** Work instructions **
Extract every line that contains the word "banner".

---------- Raw records

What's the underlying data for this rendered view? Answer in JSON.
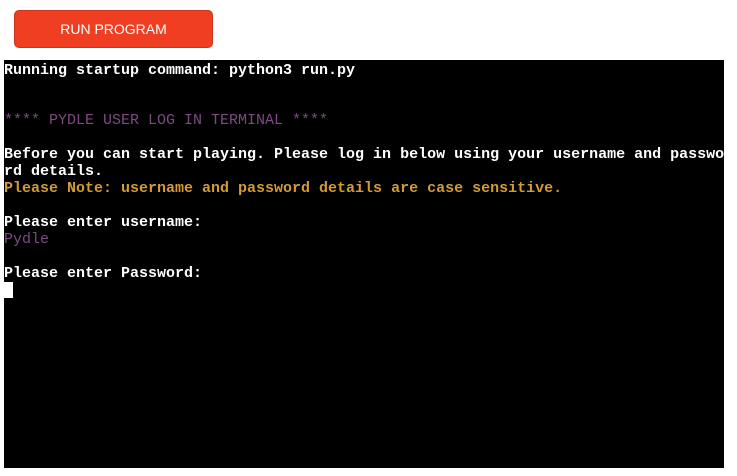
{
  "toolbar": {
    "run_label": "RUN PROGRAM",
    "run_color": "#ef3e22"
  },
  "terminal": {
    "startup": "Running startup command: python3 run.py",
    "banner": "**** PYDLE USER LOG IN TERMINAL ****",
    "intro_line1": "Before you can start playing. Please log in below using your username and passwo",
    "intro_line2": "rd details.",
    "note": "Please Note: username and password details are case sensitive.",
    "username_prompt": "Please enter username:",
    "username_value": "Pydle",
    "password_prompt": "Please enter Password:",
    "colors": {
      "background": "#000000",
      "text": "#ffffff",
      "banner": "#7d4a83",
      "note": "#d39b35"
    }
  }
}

--------------------
---------- Raw records

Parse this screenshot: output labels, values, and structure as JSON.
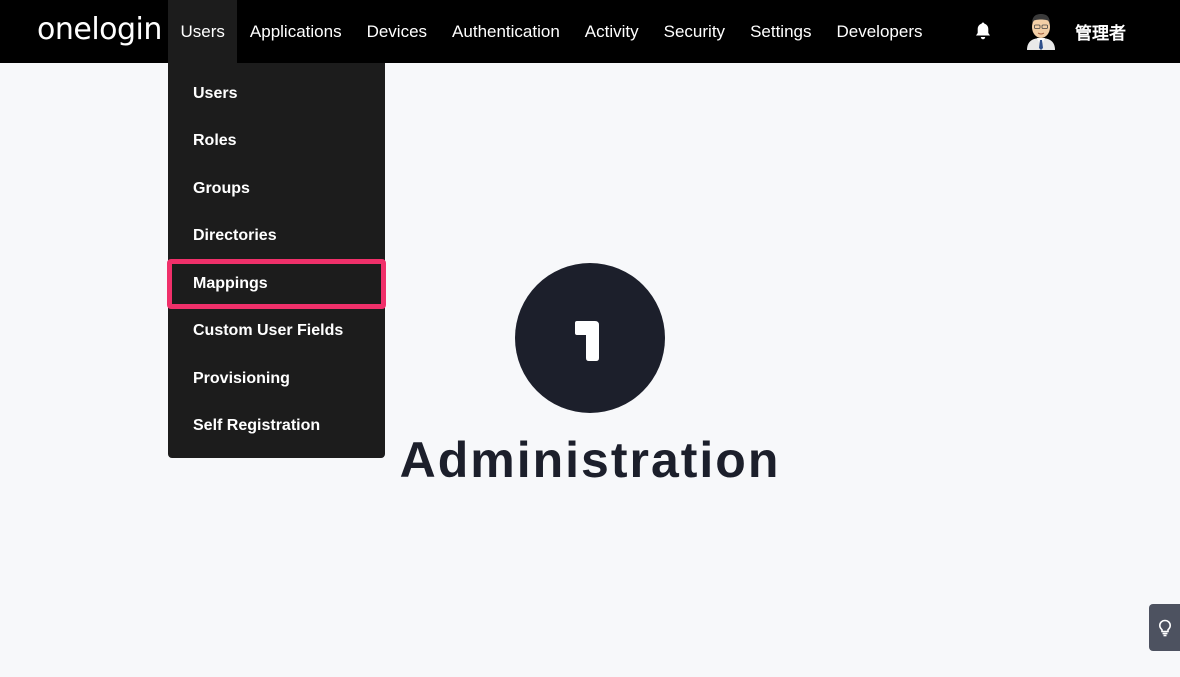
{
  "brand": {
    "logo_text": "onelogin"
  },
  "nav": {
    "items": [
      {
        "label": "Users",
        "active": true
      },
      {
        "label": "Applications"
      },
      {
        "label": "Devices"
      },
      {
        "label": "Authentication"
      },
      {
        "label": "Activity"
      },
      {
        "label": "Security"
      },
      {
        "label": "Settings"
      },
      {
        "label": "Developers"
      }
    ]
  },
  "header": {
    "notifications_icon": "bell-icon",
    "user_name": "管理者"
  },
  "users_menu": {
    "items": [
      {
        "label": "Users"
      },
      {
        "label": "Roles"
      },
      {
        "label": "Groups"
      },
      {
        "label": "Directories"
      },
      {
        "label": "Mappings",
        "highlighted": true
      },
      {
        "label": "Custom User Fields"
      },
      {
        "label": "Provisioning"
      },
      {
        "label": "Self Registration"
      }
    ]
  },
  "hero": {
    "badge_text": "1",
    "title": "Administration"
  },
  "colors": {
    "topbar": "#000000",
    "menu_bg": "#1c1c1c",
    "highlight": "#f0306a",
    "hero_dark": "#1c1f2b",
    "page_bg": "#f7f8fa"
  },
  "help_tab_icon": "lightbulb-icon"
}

--------------------

** Response to the exercise **
    "banner": "**** PYDLE USER LOG IN TERMINAL ****",
      "banner": "#7d4a83",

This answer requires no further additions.